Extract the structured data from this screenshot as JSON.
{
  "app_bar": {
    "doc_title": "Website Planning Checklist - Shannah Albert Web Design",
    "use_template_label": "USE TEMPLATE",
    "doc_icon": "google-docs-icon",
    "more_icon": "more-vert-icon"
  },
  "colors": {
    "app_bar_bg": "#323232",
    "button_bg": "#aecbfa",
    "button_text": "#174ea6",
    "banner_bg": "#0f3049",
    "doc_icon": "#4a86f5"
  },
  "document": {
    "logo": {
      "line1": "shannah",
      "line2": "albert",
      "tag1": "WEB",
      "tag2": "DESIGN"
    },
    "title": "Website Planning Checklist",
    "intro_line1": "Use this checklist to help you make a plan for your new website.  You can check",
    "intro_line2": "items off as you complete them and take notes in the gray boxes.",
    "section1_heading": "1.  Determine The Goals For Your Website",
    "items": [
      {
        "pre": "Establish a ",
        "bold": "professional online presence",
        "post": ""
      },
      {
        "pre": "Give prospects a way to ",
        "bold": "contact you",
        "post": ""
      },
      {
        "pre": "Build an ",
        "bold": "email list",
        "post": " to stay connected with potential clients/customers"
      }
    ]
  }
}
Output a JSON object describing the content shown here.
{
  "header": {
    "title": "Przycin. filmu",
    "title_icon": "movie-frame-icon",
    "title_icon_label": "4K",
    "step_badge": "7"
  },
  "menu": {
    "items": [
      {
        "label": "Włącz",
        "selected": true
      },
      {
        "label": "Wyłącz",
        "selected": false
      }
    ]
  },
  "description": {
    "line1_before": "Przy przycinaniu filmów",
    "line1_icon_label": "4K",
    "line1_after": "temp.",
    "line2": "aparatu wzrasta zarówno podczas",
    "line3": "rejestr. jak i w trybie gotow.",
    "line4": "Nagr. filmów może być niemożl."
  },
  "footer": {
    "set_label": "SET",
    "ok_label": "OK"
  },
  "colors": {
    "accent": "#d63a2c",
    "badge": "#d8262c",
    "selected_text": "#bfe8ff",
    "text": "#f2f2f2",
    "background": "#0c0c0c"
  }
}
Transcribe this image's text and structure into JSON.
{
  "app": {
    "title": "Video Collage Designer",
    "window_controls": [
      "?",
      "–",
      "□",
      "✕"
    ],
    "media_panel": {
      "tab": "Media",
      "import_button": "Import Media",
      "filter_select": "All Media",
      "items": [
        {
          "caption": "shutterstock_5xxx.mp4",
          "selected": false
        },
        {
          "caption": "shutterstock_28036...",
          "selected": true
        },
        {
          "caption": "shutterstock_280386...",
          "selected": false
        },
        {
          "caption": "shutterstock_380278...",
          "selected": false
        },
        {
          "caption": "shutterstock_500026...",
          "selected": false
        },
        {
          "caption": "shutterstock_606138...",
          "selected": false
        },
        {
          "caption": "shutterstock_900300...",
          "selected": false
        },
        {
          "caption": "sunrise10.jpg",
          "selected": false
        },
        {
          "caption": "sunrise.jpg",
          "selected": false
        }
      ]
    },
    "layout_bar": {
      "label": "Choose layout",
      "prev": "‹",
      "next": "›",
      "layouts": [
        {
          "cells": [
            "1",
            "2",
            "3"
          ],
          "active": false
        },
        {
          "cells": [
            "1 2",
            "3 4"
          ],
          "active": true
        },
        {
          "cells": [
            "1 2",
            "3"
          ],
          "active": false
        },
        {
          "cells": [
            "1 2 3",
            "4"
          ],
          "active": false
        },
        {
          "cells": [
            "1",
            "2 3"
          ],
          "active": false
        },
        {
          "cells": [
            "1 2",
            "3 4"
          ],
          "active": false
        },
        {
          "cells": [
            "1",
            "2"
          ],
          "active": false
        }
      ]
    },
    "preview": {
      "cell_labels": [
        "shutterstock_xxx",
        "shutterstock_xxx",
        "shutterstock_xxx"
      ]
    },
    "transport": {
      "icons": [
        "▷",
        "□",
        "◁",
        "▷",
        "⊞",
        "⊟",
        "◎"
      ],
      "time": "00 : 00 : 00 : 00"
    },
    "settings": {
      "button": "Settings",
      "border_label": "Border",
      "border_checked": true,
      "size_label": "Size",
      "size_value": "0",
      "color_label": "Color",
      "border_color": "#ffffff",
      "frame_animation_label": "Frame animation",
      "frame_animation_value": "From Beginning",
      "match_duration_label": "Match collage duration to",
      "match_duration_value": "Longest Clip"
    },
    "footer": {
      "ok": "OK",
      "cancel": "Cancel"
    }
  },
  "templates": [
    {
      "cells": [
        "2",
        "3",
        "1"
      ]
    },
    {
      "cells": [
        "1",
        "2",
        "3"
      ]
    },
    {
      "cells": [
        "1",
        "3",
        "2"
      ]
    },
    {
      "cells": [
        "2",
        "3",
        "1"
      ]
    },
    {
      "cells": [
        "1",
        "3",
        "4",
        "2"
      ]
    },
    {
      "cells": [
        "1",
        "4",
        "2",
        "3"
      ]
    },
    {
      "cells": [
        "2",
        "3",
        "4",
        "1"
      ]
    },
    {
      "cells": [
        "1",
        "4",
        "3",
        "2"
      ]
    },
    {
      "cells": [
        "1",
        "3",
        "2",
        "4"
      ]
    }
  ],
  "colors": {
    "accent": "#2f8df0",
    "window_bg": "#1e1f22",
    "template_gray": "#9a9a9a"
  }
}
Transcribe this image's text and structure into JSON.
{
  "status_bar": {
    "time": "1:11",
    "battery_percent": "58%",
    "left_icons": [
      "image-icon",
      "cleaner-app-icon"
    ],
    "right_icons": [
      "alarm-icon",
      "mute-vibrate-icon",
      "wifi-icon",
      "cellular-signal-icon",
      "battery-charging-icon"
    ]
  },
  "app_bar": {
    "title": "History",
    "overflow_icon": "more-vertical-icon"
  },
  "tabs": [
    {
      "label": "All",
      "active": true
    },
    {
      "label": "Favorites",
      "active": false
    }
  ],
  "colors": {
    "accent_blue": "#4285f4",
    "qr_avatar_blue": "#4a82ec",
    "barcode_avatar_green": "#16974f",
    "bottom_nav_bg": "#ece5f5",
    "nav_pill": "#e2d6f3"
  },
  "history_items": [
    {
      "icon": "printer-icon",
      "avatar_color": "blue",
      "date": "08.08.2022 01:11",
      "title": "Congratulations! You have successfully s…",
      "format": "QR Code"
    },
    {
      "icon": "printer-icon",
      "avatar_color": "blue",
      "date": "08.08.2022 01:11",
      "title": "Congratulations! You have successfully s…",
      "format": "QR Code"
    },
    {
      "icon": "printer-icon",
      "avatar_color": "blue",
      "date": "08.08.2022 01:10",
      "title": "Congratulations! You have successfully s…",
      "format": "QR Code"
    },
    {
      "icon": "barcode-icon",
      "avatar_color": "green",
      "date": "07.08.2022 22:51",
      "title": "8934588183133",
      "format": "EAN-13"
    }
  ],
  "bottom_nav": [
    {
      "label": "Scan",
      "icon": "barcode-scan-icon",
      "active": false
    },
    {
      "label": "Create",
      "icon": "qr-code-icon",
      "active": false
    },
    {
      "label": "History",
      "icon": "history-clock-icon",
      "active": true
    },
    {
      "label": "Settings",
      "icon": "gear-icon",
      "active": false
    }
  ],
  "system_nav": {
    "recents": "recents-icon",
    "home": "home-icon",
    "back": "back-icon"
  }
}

════════════════════

* [DIRECTIONS]
Print the records above in full, exactly.

* [RESPONSE TO THE TASK]
Extract the structured data from this screenshot as JSON.
{
  "app_bar": {
    "doc_title": "Website Planning Checklist - Shannah Albert Web Design",
    "use_template_label": "USE TEMPLATE",
    "doc_icon": "google-docs-icon",
    "more_icon": "more-vert-icon"
  },
  "colors": {
    "app_bar_bg": "#323232",
    "button_bg": "#aecbfa",
    "button_text": "#174ea6",
    "banner_bg": "#0f3049",
    "doc_icon": "#4a86f5"
  },
  "document": {
    "logo": {
      "line1": "shannah",
      "line2": "albert",
      "tag1": "WEB",
      "tag2": "DESIGN"
    },
    "title": "Website Planning Checklist",
    "intro_line1": "Use this checklist to help you make a plan for your new website.  You can check",
    "intro_line2": "items off as you complete them and take notes in the gray boxes.",
    "section1_heading": "1.  Determine The Goals For Your Website",
    "items": [
      {
        "pre": "Establish a ",
        "bold": "professional online presence",
        "post": ""
      },
      {
        "pre": "Give prospects a way to ",
        "bold": "contact you",
        "post": ""
      },
      {
        "pre": "Build an ",
        "bold": "email list",
        "post": " to stay connected with potential clients/customers"
      }
    ]
  }
}
Output a JSON object describing the content shown here.
{
  "header": {
    "title": "Przycin. filmu",
    "title_icon": "movie-frame-icon",
    "title_icon_label": "4K",
    "step_badge": "7"
  },
  "menu": {
    "items": [
      {
        "label": "Włącz",
        "selected": true
      },
      {
        "label": "Wyłącz",
        "selected": false
      }
    ]
  },
  "description": {
    "line1_before": "Przy przycinaniu filmów",
    "line1_icon_label": "4K",
    "line1_after": "temp.",
    "line2": "aparatu wzrasta zarówno podczas",
    "line3": "rejestr. jak i w trybie gotow.",
    "line4": "Nagr. filmów może być niemożl."
  },
  "footer": {
    "set_label": "SET",
    "ok_label": "OK"
  },
  "colors": {
    "accent": "#d63a2c",
    "badge": "#d8262c",
    "selected_text": "#bfe8ff",
    "text": "#f2f2f2",
    "background": "#0c0c0c"
  }
}
Transcribe this image's text and structure into JSON.
{
  "app": {
    "title": "Video Collage Designer",
    "window_controls": [
      "?",
      "–",
      "□",
      "✕"
    ],
    "media_panel": {
      "tab": "Media",
      "import_button": "Import Media",
      "filter_select": "All Media",
      "items": [
        {
          "caption": "shutterstock_5xxx.mp4",
          "selected": false
        },
        {
          "caption": "shutterstock_28036...",
          "selected": true
        },
        {
          "caption": "shutterstock_280386...",
          "selected": false
        },
        {
          "caption": "shutterstock_380278...",
          "selected": false
        },
        {
          "caption": "shutterstock_500026...",
          "selected": false
        },
        {
          "caption": "shutterstock_606138...",
          "selected": false
        },
        {
          "caption": "shutterstock_900300...",
          "selected": false
        },
        {
          "caption": "sunrise10.jpg",
          "selected": false
        },
        {
          "caption": "sunrise.jpg",
          "selected": false
        }
      ]
    },
    "layout_bar": {
      "label": "Choose layout",
      "prev": "‹",
      "next": "›",
      "layouts": [
        {
          "cells": [
            "1",
            "2",
            "3"
          ],
          "active": false
        },
        {
          "cells": [
            "1 2",
            "3 4"
          ],
          "active": true
        },
        {
          "cells": [
            "1 2",
            "3"
          ],
          "active": false
        },
        {
          "cells": [
            "1 2 3",
            "4"
          ],
          "active": false
        },
        {
          "cells": [
            "1",
            "2 3"
          ],
          "active": false
        },
        {
          "cells": [
            "1 2",
            "3 4"
          ],
          "active": false
        },
        {
          "cells": [
            "1",
            "2"
          ],
          "active": false
        }
      ]
    },
    "preview": {
      "cell_labels": [
        "shutterstock_xxx",
        "shutterstock_xxx",
        "shutterstock_xxx"
      ]
    },
    "transport": {
      "icons": [
        "▷",
        "□",
        "◁",
        "▷",
        "⊞",
        "⊟",
        "◎"
      ],
      "time": "00 : 00 : 00 : 00"
    },
    "settings": {
      "button": "Settings",
      "border_label": "Border",
      "border_checked": true,
      "size_label": "Size",
      "size_value": "0",
      "color_label": "Color",
      "border_color": "#ffffff",
      "frame_animation_label": "Frame animation",
      "frame_animation_value": "From Beginning",
      "match_duration_label": "Match collage duration to",
      "match_duration_value": "Longest Clip"
    },
    "footer": {
      "ok": "OK",
      "cancel": "Cancel"
    }
  },
  "templates": [
    {
      "cells": [
        "2",
        "3",
        "1"
      ]
    },
    {
      "cells": [
        "1",
        "2",
        "3"
      ]
    },
    {
      "cells": [
        "1",
        "3",
        "2"
      ]
    },
    {
      "cells": [
        "2",
        "3",
        "1"
      ]
    },
    {
      "cells": [
        "1",
        "3",
        "4",
        "2"
      ]
    },
    {
      "cells": [
        "1",
        "4",
        "2",
        "3"
      ]
    },
    {
      "cells": [
        "2",
        "3",
        "4",
        "1"
      ]
    },
    {
      "cells": [
        "1",
        "4",
        "3",
        "2"
      ]
    },
    {
      "cells": [
        "1",
        "3",
        "2",
        "4"
      ]
    }
  ],
  "colors": {
    "accent": "#2f8df0",
    "window_bg": "#1e1f22",
    "template_gray": "#9a9a9a"
  }
}
Transcribe this image's text and structure into JSON.
{
  "status_bar": {
    "time": "1:11",
    "battery_percent": "58%",
    "left_icons": [
      "image-icon",
      "cleaner-app-icon"
    ],
    "right_icons": [
      "alarm-icon",
      "mute-vibrate-icon",
      "wifi-icon",
      "cellular-signal-icon",
      "battery-charging-icon"
    ]
  },
  "app_bar": {
    "title": "History",
    "overflow_icon": "more-vertical-icon"
  },
  "tabs": [
    {
      "label": "All",
      "active": true
    },
    {
      "label": "Favorites",
      "active": false
    }
  ],
  "colors": {
    "accent_blue": "#4285f4",
    "qr_avatar_blue": "#4a82ec",
    "barcode_avatar_green": "#16974f",
    "bottom_nav_bg": "#ece5f5",
    "nav_pill": "#e2d6f3"
  },
  "history_items": [
    {
      "icon": "printer-icon",
      "avatar_color": "blue",
      "date": "08.08.2022 01:11",
      "title": "Congratulations! You have successfully s…",
      "format": "QR Code"
    },
    {
      "icon": "printer-icon",
      "avatar_color": "blue",
      "date": "08.08.2022 01:11",
      "title": "Congratulations! You have successfully s…",
      "format": "QR Code"
    },
    {
      "icon": "printer-icon",
      "avatar_color": "blue",
      "date": "08.08.2022 01:10",
      "title": "Congratulations! You have successfully s…",
      "format": "QR Code"
    },
    {
      "icon": "barcode-icon",
      "avatar_color": "green",
      "date": "07.08.2022 22:51",
      "title": "8934588183133",
      "format": "EAN-13"
    }
  ],
  "bottom_nav": [
    {
      "label": "Scan",
      "icon": "barcode-scan-icon",
      "active": false
    },
    {
      "label": "Create",
      "icon": "qr-code-icon",
      "active": false
    },
    {
      "label": "History",
      "icon": "history-clock-icon",
      "active": true
    },
    {
      "label": "Settings",
      "icon": "gear-icon",
      "active": false
    }
  ],
  "system_nav": {
    "recents": "recents-icon",
    "home": "home-icon",
    "back": "back-icon"
  }
}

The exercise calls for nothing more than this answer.